**Dataset excerpts**

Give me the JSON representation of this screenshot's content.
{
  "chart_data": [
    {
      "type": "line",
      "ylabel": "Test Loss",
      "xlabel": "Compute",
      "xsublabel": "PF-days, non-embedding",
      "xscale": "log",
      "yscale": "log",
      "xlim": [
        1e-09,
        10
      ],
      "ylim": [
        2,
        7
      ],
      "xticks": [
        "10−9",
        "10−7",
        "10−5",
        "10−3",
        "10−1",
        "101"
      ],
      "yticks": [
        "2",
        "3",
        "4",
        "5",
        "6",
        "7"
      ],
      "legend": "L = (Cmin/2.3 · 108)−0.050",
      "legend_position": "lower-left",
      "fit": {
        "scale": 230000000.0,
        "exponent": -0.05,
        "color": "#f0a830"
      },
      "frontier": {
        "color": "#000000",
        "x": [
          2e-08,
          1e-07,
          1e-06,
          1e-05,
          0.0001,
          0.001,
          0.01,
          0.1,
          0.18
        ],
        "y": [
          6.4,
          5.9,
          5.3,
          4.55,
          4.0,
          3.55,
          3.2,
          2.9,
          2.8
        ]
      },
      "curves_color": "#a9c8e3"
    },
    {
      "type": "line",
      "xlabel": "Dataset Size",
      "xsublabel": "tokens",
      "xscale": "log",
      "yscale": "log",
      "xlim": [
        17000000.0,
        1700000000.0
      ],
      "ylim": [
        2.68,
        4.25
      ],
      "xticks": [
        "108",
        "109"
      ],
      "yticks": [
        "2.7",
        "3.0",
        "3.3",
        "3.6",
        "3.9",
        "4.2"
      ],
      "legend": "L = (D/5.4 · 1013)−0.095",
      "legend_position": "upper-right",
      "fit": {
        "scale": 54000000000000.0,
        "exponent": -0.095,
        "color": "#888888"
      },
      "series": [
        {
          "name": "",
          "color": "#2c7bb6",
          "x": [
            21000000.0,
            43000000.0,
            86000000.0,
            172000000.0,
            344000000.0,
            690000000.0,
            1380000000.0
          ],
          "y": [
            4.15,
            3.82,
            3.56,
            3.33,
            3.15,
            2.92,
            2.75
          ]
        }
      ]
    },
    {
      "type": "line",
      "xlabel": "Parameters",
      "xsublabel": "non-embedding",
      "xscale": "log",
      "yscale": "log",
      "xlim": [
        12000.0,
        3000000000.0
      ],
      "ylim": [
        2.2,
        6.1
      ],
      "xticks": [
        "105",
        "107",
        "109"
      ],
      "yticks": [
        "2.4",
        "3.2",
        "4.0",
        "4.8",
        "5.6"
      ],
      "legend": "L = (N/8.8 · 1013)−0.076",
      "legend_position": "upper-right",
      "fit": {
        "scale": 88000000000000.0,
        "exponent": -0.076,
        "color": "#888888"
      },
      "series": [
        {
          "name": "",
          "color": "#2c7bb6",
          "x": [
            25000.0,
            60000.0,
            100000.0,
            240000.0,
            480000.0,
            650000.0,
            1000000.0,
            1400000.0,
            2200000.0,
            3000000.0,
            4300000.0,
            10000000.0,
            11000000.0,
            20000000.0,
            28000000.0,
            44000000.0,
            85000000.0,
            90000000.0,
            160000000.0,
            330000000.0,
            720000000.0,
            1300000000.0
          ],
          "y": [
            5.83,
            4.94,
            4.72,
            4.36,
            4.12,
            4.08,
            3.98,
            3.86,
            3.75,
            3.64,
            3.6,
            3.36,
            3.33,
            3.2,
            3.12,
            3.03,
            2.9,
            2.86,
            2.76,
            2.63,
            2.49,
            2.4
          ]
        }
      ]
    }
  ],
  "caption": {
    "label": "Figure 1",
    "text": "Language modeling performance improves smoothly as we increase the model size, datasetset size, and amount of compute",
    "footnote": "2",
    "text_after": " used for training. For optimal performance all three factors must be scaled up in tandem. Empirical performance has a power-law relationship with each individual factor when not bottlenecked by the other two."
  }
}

**Goal**
Go through the records and copy each line with "embedding" in it.

**Exercise response**
      "xsublabel": "PF-days, non-embedding",
      "xsublabel": "non-embedding",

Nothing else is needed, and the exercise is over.